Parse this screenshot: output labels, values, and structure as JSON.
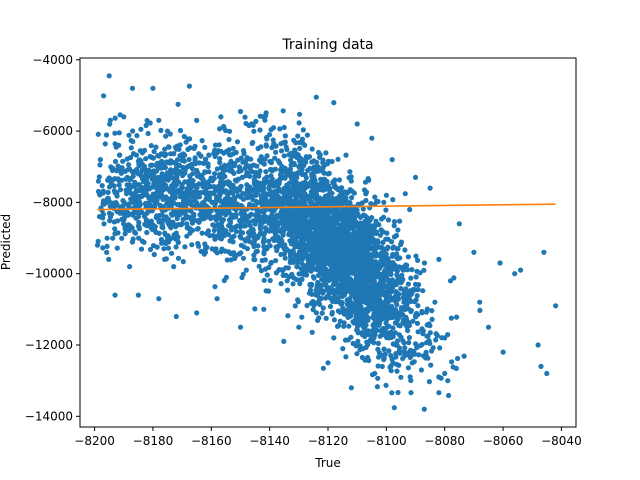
{
  "chart_data": {
    "type": "scatter",
    "title": "Training data",
    "xlabel": "True",
    "ylabel": "Predicted",
    "xlim": [
      -8205,
      -8035
    ],
    "ylim": [
      -14300,
      -3950
    ],
    "xticks": [
      -8200,
      -8180,
      -8160,
      -8140,
      -8120,
      -8100,
      -8080,
      -8060,
      -8040
    ],
    "yticks": [
      -14000,
      -12000,
      -10000,
      -8000,
      -6000,
      -4000
    ],
    "grid": false,
    "series": [
      {
        "kind": "scatter",
        "color": "#1f77b4",
        "values": [
          [
            -8195,
            -4450
          ],
          [
            -8187,
            -4800
          ],
          [
            -8180,
            -4800
          ],
          [
            -8124,
            -5050
          ],
          [
            -8150,
            -5450
          ],
          [
            -8165,
            -5700
          ],
          [
            -8135,
            -5900
          ],
          [
            -8118,
            -5200
          ],
          [
            -8110,
            -5800
          ],
          [
            -8190,
            -5600
          ],
          [
            -8175,
            -6000
          ],
          [
            -8140,
            -6100
          ],
          [
            -8128,
            -6400
          ],
          [
            -8105,
            -6200
          ],
          [
            -8098,
            -6800
          ],
          [
            -8090,
            -7300
          ],
          [
            -8198,
            -6800
          ],
          [
            -8185,
            -7200
          ],
          [
            -8170,
            -7500
          ],
          [
            -8155,
            -7000
          ],
          [
            -8145,
            -7600
          ],
          [
            -8130,
            -7000
          ],
          [
            -8120,
            -7200
          ],
          [
            -8112,
            -7400
          ],
          [
            -8100,
            -7800
          ],
          [
            -8085,
            -7600
          ],
          [
            -8075,
            -8600
          ],
          [
            -8092,
            -8200
          ],
          [
            -8196,
            -8000
          ],
          [
            -8182,
            -8300
          ],
          [
            -8168,
            -8700
          ],
          [
            -8152,
            -8100
          ],
          [
            -8138,
            -8900
          ],
          [
            -8126,
            -8500
          ],
          [
            -8116,
            -8800
          ],
          [
            -8106,
            -9100
          ],
          [
            -8096,
            -9300
          ],
          [
            -8082,
            -9600
          ],
          [
            -8070,
            -9400
          ],
          [
            -8199,
            -9200
          ],
          [
            -8188,
            -9800
          ],
          [
            -8176,
            -9600
          ],
          [
            -8162,
            -9400
          ],
          [
            -8148,
            -9900
          ],
          [
            -8134,
            -10200
          ],
          [
            -8122,
            -10000
          ],
          [
            -8110,
            -10400
          ],
          [
            -8100,
            -10800
          ],
          [
            -8090,
            -10300
          ],
          [
            -8078,
            -10200
          ],
          [
            -8068,
            -10800
          ],
          [
            -8193,
            -10600
          ],
          [
            -8172,
            -11200
          ],
          [
            -8158,
            -10700
          ],
          [
            -8142,
            -11000
          ],
          [
            -8130,
            -11500
          ],
          [
            -8118,
            -11800
          ],
          [
            -8108,
            -12100
          ],
          [
            -8098,
            -12400
          ],
          [
            -8088,
            -12700
          ],
          [
            -8080,
            -11800
          ],
          [
            -8065,
            -11500
          ],
          [
            -8048,
            -12000
          ],
          [
            -8045,
            -12800
          ],
          [
            -8047,
            -12600
          ],
          [
            -8042,
            -10900
          ],
          [
            -8060,
            -12200
          ],
          [
            -8056,
            -10000
          ],
          [
            -8046,
            -9400
          ],
          [
            -8061,
            -9700
          ],
          [
            -8054,
            -9900
          ],
          [
            -8087,
            -13800
          ],
          [
            -8112,
            -13200
          ],
          [
            -8104,
            -12800
          ],
          [
            -8120,
            -12500
          ],
          [
            -8080,
            -12800
          ],
          [
            -8150,
            -11500
          ],
          [
            -8165,
            -11100
          ],
          [
            -8185,
            -10600
          ],
          [
            -8178,
            -10700
          ],
          [
            -8125,
            -7800
          ],
          [
            -8118,
            -8200
          ],
          [
            -8112,
            -9000
          ],
          [
            -8108,
            -9800
          ],
          [
            -8120,
            -9300
          ],
          [
            -8115,
            -10200
          ],
          [
            -8105,
            -10800
          ],
          [
            -8110,
            -11200
          ],
          [
            -8128,
            -8600
          ],
          [
            -8132,
            -9600
          ],
          [
            -8102,
            -11600
          ],
          [
            -8096,
            -10100
          ]
        ]
      },
      {
        "kind": "line",
        "color": "#ff7f0e",
        "values": [
          [
            -8199,
            -8200
          ],
          [
            -8042,
            -8050
          ]
        ]
      }
    ],
    "dense_cloud": [
      {
        "cx": -8115,
        "cy": -9400,
        "sx": 13,
        "sy": 1400,
        "n": 2600,
        "slope": -80
      },
      {
        "cx": -8150,
        "cy": -8200,
        "sx": 24,
        "sy": 1100,
        "n": 1200,
        "slope": -30
      },
      {
        "cx": -8180,
        "cy": -8000,
        "sx": 12,
        "sy": 900,
        "n": 500,
        "slope": 0
      }
    ]
  }
}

+++++

Aim:
Leave out the pictures and print each record exactly as it stands.

Full output:
Parse this screenshot: output labels, values, and structure as JSON.
{
  "chart_data": {
    "type": "scatter",
    "title": "Training data",
    "xlabel": "True",
    "ylabel": "Predicted",
    "xlim": [
      -8205,
      -8035
    ],
    "ylim": [
      -14300,
      -3950
    ],
    "xticks": [
      -8200,
      -8180,
      -8160,
      -8140,
      -8120,
      -8100,
      -8080,
      -8060,
      -8040
    ],
    "yticks": [
      -14000,
      -12000,
      -10000,
      -8000,
      -6000,
      -4000
    ],
    "grid": false,
    "series": [
      {
        "kind": "scatter",
        "color": "#1f77b4",
        "values": [
          [
            -8195,
            -4450
          ],
          [
            -8187,
            -4800
          ],
          [
            -8180,
            -4800
          ],
          [
            -8124,
            -5050
          ],
          [
            -8150,
            -5450
          ],
          [
            -8165,
            -5700
          ],
          [
            -8135,
            -5900
          ],
          [
            -8118,
            -5200
          ],
          [
            -8110,
            -5800
          ],
          [
            -8190,
            -5600
          ],
          [
            -8175,
            -6000
          ],
          [
            -8140,
            -6100
          ],
          [
            -8128,
            -6400
          ],
          [
            -8105,
            -6200
          ],
          [
            -8098,
            -6800
          ],
          [
            -8090,
            -7300
          ],
          [
            -8198,
            -6800
          ],
          [
            -8185,
            -7200
          ],
          [
            -8170,
            -7500
          ],
          [
            -8155,
            -7000
          ],
          [
            -8145,
            -7600
          ],
          [
            -8130,
            -7000
          ],
          [
            -8120,
            -7200
          ],
          [
            -8112,
            -7400
          ],
          [
            -8100,
            -7800
          ],
          [
            -8085,
            -7600
          ],
          [
            -8075,
            -8600
          ],
          [
            -8092,
            -8200
          ],
          [
            -8196,
            -8000
          ],
          [
            -8182,
            -8300
          ],
          [
            -8168,
            -8700
          ],
          [
            -8152,
            -8100
          ],
          [
            -8138,
            -8900
          ],
          [
            -8126,
            -8500
          ],
          [
            -8116,
            -8800
          ],
          [
            -8106,
            -9100
          ],
          [
            -8096,
            -9300
          ],
          [
            -8082,
            -9600
          ],
          [
            -8070,
            -9400
          ],
          [
            -8199,
            -9200
          ],
          [
            -8188,
            -9800
          ],
          [
            -8176,
            -9600
          ],
          [
            -8162,
            -9400
          ],
          [
            -8148,
            -9900
          ],
          [
            -8134,
            -10200
          ],
          [
            -8122,
            -10000
          ],
          [
            -8110,
            -10400
          ],
          [
            -8100,
            -10800
          ],
          [
            -8090,
            -10300
          ],
          [
            -8078,
            -10200
          ],
          [
            -8068,
            -10800
          ],
          [
            -8193,
            -10600
          ],
          [
            -8172,
            -11200
          ],
          [
            -8158,
            -10700
          ],
          [
            -8142,
            -11000
          ],
          [
            -8130,
            -11500
          ],
          [
            -8118,
            -11800
          ],
          [
            -8108,
            -12100
          ],
          [
            -8098,
            -12400
          ],
          [
            -8088,
            -12700
          ],
          [
            -8080,
            -11800
          ],
          [
            -8065,
            -11500
          ],
          [
            -8048,
            -12000
          ],
          [
            -8045,
            -12800
          ],
          [
            -8047,
            -12600
          ],
          [
            -8042,
            -10900
          ],
          [
            -8060,
            -12200
          ],
          [
            -8056,
            -10000
          ],
          [
            -8046,
            -9400
          ],
          [
            -8061,
            -9700
          ],
          [
            -8054,
            -9900
          ],
          [
            -8087,
            -13800
          ],
          [
            -8112,
            -13200
          ],
          [
            -8104,
            -12800
          ],
          [
            -8120,
            -12500
          ],
          [
            -8080,
            -12800
          ],
          [
            -8150,
            -11500
          ],
          [
            -8165,
            -11100
          ],
          [
            -8185,
            -10600
          ],
          [
            -8178,
            -10700
          ],
          [
            -8125,
            -7800
          ],
          [
            -8118,
            -8200
          ],
          [
            -8112,
            -9000
          ],
          [
            -8108,
            -9800
          ],
          [
            -8120,
            -9300
          ],
          [
            -8115,
            -10200
          ],
          [
            -8105,
            -10800
          ],
          [
            -8110,
            -11200
          ],
          [
            -8128,
            -8600
          ],
          [
            -8132,
            -9600
          ],
          [
            -8102,
            -11600
          ],
          [
            -8096,
            -10100
          ]
        ]
      },
      {
        "kind": "line",
        "color": "#ff7f0e",
        "values": [
          [
            -8199,
            -8200
          ],
          [
            -8042,
            -8050
          ]
        ]
      }
    ],
    "dense_cloud": [
      {
        "cx": -8115,
        "cy": -9400,
        "sx": 13,
        "sy": 1400,
        "n": 2600,
        "slope": -80
      },
      {
        "cx": -8150,
        "cy": -8200,
        "sx": 24,
        "sy": 1100,
        "n": 1200,
        "slope": -30
      },
      {
        "cx": -8180,
        "cy": -8000,
        "sx": 12,
        "sy": 900,
        "n": 500,
        "slope": 0
      }
    ]
  }
}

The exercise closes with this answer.